Direction
Give the number of lines in the entries that contain "title". State only the count.

Items from a data source

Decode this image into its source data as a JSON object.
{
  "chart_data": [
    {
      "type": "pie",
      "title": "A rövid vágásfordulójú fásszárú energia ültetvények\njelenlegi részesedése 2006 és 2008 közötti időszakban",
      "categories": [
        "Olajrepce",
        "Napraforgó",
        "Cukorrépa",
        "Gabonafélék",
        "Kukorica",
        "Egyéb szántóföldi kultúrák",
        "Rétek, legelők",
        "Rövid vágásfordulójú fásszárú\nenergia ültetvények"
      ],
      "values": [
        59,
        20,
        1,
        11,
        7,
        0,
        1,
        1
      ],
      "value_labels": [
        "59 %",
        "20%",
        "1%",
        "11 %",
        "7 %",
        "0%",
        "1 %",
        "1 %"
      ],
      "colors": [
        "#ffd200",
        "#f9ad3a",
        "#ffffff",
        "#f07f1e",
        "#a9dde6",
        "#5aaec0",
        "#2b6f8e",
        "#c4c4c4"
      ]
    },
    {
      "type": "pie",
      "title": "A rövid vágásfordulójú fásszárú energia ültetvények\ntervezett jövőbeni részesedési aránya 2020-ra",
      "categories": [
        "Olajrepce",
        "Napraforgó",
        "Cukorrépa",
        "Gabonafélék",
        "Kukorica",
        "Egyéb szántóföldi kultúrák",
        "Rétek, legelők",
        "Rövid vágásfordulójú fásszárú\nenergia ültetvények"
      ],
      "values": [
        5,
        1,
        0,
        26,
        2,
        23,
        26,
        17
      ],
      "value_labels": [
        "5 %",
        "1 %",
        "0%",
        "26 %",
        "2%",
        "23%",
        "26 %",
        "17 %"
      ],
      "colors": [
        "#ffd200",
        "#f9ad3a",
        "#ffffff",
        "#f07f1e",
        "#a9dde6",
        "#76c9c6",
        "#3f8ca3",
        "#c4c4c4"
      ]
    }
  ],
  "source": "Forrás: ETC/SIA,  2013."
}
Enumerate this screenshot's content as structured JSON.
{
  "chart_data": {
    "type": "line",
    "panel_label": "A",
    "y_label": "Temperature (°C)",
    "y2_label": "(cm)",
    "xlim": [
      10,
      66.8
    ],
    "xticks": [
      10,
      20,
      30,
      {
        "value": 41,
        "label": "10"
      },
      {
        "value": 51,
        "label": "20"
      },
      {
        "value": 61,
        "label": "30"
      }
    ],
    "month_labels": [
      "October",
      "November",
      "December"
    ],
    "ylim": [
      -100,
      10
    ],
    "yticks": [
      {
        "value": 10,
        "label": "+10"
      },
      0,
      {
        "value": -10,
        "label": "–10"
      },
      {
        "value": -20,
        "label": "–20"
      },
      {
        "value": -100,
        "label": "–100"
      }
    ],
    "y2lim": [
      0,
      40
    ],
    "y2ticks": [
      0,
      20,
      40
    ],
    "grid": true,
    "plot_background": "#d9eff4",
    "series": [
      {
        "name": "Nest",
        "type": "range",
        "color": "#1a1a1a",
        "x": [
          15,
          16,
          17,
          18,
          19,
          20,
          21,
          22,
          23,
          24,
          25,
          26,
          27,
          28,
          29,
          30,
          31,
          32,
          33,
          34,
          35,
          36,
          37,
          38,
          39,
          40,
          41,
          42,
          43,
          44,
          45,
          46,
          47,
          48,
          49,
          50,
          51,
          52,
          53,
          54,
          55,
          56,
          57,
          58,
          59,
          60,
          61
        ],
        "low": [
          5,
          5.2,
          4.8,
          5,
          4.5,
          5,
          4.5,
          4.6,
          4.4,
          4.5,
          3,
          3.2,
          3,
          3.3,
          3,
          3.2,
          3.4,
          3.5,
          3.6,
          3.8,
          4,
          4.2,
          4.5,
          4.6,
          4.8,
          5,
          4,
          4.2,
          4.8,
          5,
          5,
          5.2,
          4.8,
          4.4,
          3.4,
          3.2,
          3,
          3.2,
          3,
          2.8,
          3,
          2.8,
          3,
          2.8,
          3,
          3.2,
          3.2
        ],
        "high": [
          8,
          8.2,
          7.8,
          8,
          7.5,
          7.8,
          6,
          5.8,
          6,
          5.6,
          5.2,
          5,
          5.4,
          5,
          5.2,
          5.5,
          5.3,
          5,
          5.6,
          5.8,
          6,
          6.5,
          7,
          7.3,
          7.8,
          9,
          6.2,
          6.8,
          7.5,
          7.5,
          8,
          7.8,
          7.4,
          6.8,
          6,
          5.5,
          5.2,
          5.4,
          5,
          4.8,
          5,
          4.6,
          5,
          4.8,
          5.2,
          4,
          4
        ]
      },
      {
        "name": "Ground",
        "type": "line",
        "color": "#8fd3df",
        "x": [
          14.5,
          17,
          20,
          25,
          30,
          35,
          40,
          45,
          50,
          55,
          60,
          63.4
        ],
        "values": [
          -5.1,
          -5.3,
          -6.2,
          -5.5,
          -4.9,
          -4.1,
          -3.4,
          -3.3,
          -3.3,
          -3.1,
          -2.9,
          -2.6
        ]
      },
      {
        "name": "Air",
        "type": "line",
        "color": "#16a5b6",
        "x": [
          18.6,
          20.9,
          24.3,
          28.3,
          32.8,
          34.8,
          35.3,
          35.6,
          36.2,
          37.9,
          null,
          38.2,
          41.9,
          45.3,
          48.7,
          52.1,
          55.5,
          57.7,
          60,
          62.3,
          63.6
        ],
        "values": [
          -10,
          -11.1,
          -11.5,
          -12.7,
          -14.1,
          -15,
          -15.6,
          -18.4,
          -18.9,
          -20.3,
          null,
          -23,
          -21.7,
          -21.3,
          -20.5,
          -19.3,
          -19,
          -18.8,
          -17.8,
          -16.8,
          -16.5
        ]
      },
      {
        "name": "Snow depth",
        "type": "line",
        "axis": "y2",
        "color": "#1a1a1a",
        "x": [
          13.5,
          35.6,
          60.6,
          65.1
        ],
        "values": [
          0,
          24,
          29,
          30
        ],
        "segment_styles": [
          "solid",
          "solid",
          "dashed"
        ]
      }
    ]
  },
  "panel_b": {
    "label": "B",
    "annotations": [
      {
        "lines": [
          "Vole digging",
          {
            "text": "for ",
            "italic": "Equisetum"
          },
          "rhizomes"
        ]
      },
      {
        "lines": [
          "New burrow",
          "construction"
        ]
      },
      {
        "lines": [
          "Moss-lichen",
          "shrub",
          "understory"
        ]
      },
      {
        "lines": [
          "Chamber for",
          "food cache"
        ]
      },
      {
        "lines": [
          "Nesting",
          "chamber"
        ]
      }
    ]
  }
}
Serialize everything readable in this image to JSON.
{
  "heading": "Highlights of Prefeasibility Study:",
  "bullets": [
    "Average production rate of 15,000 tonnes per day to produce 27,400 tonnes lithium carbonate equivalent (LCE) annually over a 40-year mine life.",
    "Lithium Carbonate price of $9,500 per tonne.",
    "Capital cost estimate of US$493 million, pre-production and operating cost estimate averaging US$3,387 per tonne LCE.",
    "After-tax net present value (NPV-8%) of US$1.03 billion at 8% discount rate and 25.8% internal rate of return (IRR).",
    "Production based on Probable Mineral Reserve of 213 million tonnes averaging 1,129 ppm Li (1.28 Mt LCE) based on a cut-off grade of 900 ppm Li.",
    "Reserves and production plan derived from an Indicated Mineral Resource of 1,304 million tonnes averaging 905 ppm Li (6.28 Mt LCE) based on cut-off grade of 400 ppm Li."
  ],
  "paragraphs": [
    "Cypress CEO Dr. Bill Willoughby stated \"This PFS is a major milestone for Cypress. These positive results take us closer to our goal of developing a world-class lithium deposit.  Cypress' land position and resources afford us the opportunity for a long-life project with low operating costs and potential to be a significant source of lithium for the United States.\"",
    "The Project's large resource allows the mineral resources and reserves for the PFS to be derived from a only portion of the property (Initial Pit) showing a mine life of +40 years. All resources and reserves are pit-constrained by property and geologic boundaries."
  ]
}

Full solution
2